SOURCE MATERIAL:
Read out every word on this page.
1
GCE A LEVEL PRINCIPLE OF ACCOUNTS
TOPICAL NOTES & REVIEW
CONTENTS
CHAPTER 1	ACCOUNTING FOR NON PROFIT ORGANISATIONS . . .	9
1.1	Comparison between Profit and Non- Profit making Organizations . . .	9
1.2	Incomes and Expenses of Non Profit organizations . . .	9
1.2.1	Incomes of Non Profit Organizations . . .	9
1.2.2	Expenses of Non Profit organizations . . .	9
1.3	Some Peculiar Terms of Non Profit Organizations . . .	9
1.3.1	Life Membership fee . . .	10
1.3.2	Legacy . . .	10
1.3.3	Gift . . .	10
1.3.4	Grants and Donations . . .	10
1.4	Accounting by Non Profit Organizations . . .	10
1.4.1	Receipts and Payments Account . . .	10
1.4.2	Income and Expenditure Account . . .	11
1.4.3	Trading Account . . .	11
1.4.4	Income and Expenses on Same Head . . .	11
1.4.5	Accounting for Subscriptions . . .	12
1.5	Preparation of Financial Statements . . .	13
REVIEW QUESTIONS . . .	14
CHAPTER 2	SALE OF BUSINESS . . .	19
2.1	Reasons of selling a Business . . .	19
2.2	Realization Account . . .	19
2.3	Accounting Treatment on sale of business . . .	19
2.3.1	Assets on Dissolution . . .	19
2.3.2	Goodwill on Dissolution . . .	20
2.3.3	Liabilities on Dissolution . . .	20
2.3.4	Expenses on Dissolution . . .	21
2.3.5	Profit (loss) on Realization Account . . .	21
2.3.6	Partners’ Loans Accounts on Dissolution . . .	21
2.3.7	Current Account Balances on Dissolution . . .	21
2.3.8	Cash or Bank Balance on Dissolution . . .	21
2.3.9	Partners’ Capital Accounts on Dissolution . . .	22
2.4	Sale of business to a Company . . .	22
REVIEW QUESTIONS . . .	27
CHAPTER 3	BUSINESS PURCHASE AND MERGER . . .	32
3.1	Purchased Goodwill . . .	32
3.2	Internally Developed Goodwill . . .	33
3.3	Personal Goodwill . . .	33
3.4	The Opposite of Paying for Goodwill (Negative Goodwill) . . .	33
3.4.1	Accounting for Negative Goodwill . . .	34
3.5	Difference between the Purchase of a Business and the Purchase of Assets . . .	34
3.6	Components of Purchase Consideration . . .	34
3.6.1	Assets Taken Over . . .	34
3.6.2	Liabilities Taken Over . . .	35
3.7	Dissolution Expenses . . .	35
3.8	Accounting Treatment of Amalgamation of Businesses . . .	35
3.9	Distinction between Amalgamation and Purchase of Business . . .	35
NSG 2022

WHAT THIS TASK INVOLVES: Give the data again, exactly as it stands.

RESULT FOR THIS EXERCISE:
Read out every word on this page.
1
GCE A LEVEL PRINCIPLE OF ACCOUNTS
TOPICAL NOTES & REVIEW
CONTENTS
CHAPTER 1	ACCOUNTING FOR NON PROFIT ORGANISATIONS . . .	9
1.1	Comparison between Profit and Non- Profit making Organizations . . .	9
1.2	Incomes and Expenses of Non Profit organizations . . .	9
1.2.1	Incomes of Non Profit Organizations . . .	9
1.2.2	Expenses of Non Profit organizations . . .	9
1.3	Some Peculiar Terms of Non Profit Organizations . . .	9
1.3.1	Life Membership fee . . .	10
1.3.2	Legacy . . .	10
1.3.3	Gift . . .	10
1.3.4	Grants and Donations . . .	10
1.4	Accounting by Non Profit Organizations . . .	10
1.4.1	Receipts and Payments Account . . .	10
1.4.2	Income and Expenditure Account . . .	11
1.4.3	Trading Account . . .	11
1.4.4	Income and Expenses on Same Head . . .	11
1.4.5	Accounting for Subscriptions . . .	12
1.5	Preparation of Financial Statements . . .	13
REVIEW QUESTIONS . . .	14
CHAPTER 2	SALE OF BUSINESS . . .	19
2.1	Reasons of selling a Business . . .	19
2.2	Realization Account . . .	19
2.3	Accounting Treatment on sale of business . . .	19
2.3.1	Assets on Dissolution . . .	19
2.3.2	Goodwill on Dissolution . . .	20
2.3.3	Liabilities on Dissolution . . .	20
2.3.4	Expenses on Dissolution . . .	21
2.3.5	Profit (loss) on Realization Account . . .	21
2.3.6	Partners’ Loans Accounts on Dissolution . . .	21
2.3.7	Current Account Balances on Dissolution . . .	21
2.3.8	Cash or Bank Balance on Dissolution . . .	21
2.3.9	Partners’ Capital Accounts on Dissolution . . .	22
2.4	Sale of business to a Company . . .	22
REVIEW QUESTIONS . . .	27
CHAPTER 3	BUSINESS PURCHASE AND MERGER . . .	32
3.1	Purchased Goodwill . . .	32
3.2	Internally Developed Goodwill . . .	33
3.3	Personal Goodwill . . .	33
3.4	The Opposite of Paying for Goodwill (Negative Goodwill) . . .	33
3.4.1	Accounting for Negative Goodwill . . .	34
3.5	Difference between the Purchase of a Business and the Purchase of Assets . . .	34
3.6	Components of Purchase Consideration . . .	34
3.6.1	Assets Taken Over . . .	34
3.6.2	Liabilities Taken Over . . .	35
3.7	Dissolution Expenses . . .	35
3.8	Accounting Treatment of Amalgamation of Businesses . . .	35
3.9	Distinction between Amalgamation and Purchase of Business . . .	35
NSG 2022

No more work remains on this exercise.